## INSTRUCTION
Report only how many lines hold the word "What".

(Recorded data)

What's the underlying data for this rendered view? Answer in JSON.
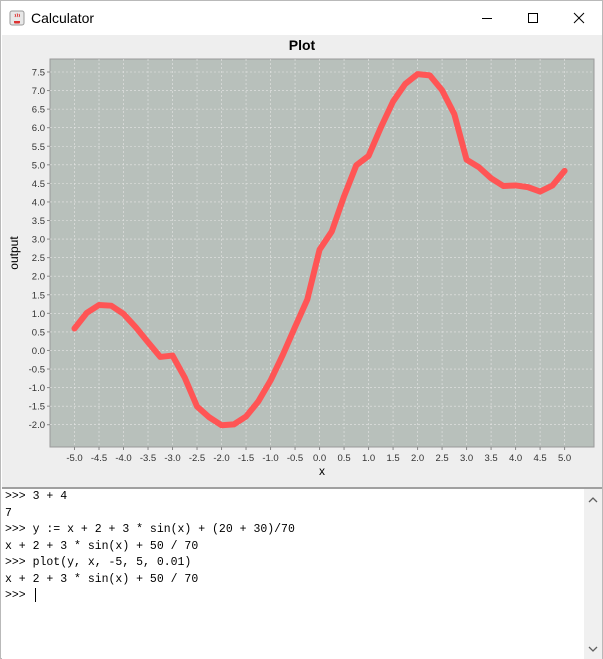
{
  "window": {
    "title": "Calculator",
    "icons": {
      "app": "java-coffee-icon",
      "minimize": "minimize-icon",
      "maximize": "maximize-icon",
      "close": "close-icon"
    }
  },
  "chart_data": {
    "type": "line",
    "title": "Plot",
    "xlabel": "x",
    "ylabel": "output",
    "xlim": [
      -5.5,
      5.6
    ],
    "ylim": [
      -2.6,
      7.85
    ],
    "grid": true,
    "xticks": [
      "-5.0",
      "-4.5",
      "-4.0",
      "-3.5",
      "-3.0",
      "-2.5",
      "-2.0",
      "-1.5",
      "-1.0",
      "-0.5",
      "0.0",
      "0.5",
      "1.0",
      "1.5",
      "2.0",
      "2.5",
      "3.0",
      "3.5",
      "4.0",
      "4.5",
      "5.0"
    ],
    "yticks": [
      "-2.0",
      "-1.5",
      "-1.0",
      "-0.5",
      "0.0",
      "0.5",
      "1.0",
      "1.5",
      "2.0",
      "2.5",
      "3.0",
      "3.5",
      "4.0",
      "4.5",
      "5.0",
      "5.5",
      "6.0",
      "6.5",
      "7.0",
      "7.5"
    ],
    "series": [
      {
        "color": "#ff5555",
        "x": [
          -5.0,
          -4.75,
          -4.5,
          -4.25,
          -4.0,
          -3.75,
          -3.5,
          -3.25,
          -3.0,
          -2.75,
          -2.5,
          -2.25,
          -2.0,
          -1.75,
          -1.5,
          -1.25,
          -1.0,
          -0.75,
          -0.5,
          -0.25,
          0.0,
          0.25,
          0.5,
          0.75,
          1.0,
          1.25,
          1.5,
          1.75,
          2.0,
          2.25,
          2.5,
          2.75,
          3.0,
          3.25,
          3.5,
          3.75,
          4.0,
          4.25,
          4.5,
          4.75,
          5.0
        ],
        "y": [
          0.591,
          1.012,
          1.224,
          1.206,
          0.985,
          0.626,
          0.222,
          -0.174,
          -0.137,
          -0.734,
          -1.509,
          -1.801,
          -2.014,
          -1.992,
          -1.778,
          -1.373,
          -0.81,
          -0.12,
          0.634,
          1.372,
          2.714,
          3.206,
          4.152,
          4.988,
          5.239,
          6.004,
          6.705,
          7.181,
          7.442,
          7.409,
          7.009,
          6.366,
          5.137,
          4.936,
          4.639,
          4.429,
          4.444,
          4.399,
          4.279,
          4.44,
          4.838
        ]
      }
    ]
  },
  "console": {
    "lines": [
      ">>> 3 + 4",
      "7",
      ">>> y := x + 2 + 3 * sin(x) + (20 + 30)/70",
      "x + 2 + 3 * sin(x) + 50 / 70",
      ">>> plot(y, x, -5, 5, 0.01)",
      "x + 2 + 3 * sin(x) + 50 / 70",
      ">>> "
    ]
  }
}
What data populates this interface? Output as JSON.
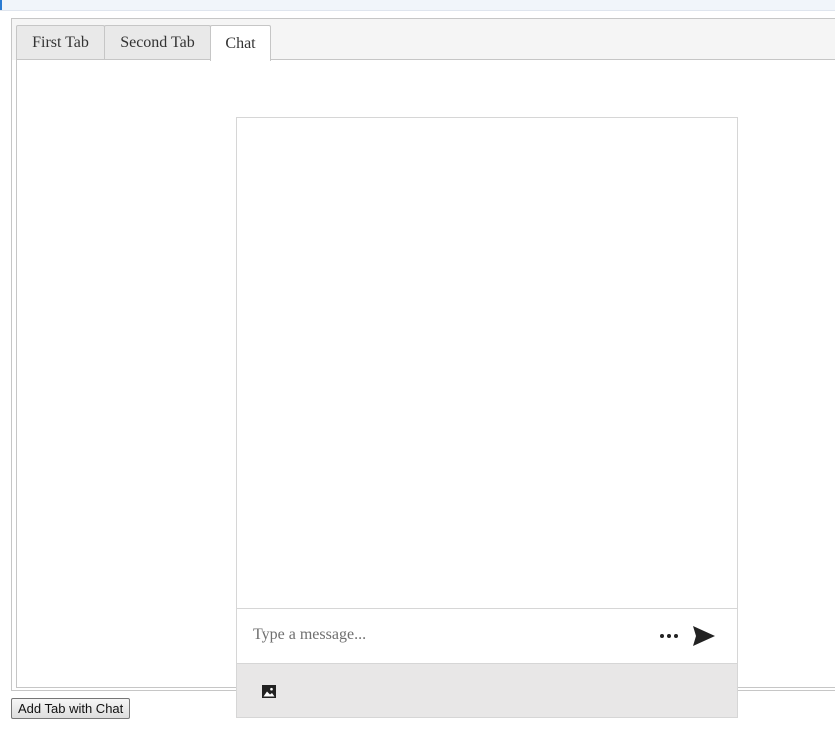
{
  "tabs": [
    {
      "label": "First Tab",
      "active": false
    },
    {
      "label": "Second Tab",
      "active": false
    },
    {
      "label": "Chat",
      "active": true
    }
  ],
  "chat": {
    "messages": [],
    "input": {
      "value": "",
      "placeholder": "Type a message..."
    },
    "icons": {
      "more": "more-horizontal-icon",
      "send": "send-icon",
      "image": "image-icon"
    }
  },
  "footer": {
    "add_tab_label": "Add Tab with Chat"
  },
  "colors": {
    "accent": "#2b7cd3",
    "toolbar_bg": "#e8e7e7",
    "border": "#c6c6c6"
  }
}
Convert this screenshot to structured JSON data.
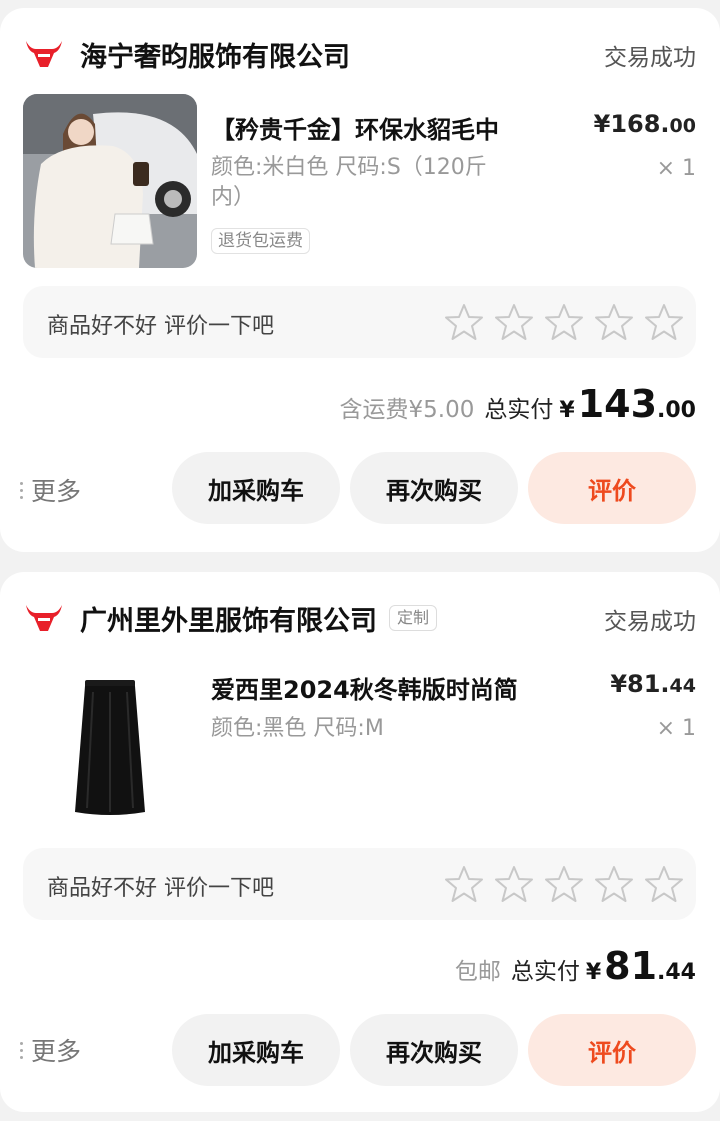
{
  "orders": [
    {
      "shop_name": "海宁奢昀服饰有限公司",
      "shop_tag": "",
      "status": "交易成功",
      "product": {
        "title": "【矜贵千金】环保水貂毛中",
        "spec_line1": "颜色:米白色 尺码:S（120斤",
        "spec_line2": "内）",
        "badge": "退货包运费",
        "price_main": "¥168.",
        "price_dec": "00",
        "qty": "× 1"
      },
      "review_prompt": "商品好不好 评价一下吧",
      "shipping": "含运费¥5.00",
      "total_label": "总实付",
      "total_currency": "¥",
      "total_int": "143",
      "total_dec": ".00",
      "more": "更多",
      "buttons": {
        "cart": "加采购车",
        "rebuy": "再次购买",
        "review": "评价"
      }
    },
    {
      "shop_name": "广州里外里服饰有限公司",
      "shop_tag": "定制",
      "status": "交易成功",
      "product": {
        "title": "爱西里2024秋冬韩版时尚简",
        "spec_line1": "颜色:黑色 尺码:M",
        "spec_line2": "",
        "badge": "",
        "price_main": "¥81.",
        "price_dec": "44",
        "qty": "× 1"
      },
      "review_prompt": "商品好不好 评价一下吧",
      "shipping": "包邮",
      "total_label": "总实付",
      "total_currency": "¥",
      "total_int": "81",
      "total_dec": ".44",
      "more": "更多",
      "buttons": {
        "cart": "加采购车",
        "rebuy": "再次购买",
        "review": "评价"
      }
    }
  ],
  "colors": {
    "accent": "#ee4a1e",
    "accent_bg": "#fde9e1",
    "logo_red": "#e8202a"
  },
  "icons": {
    "shop_logo": "red-bull-head-logo",
    "star": "star-outline-icon",
    "more": "vertical-dots-icon"
  }
}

## IN RESPONSE
2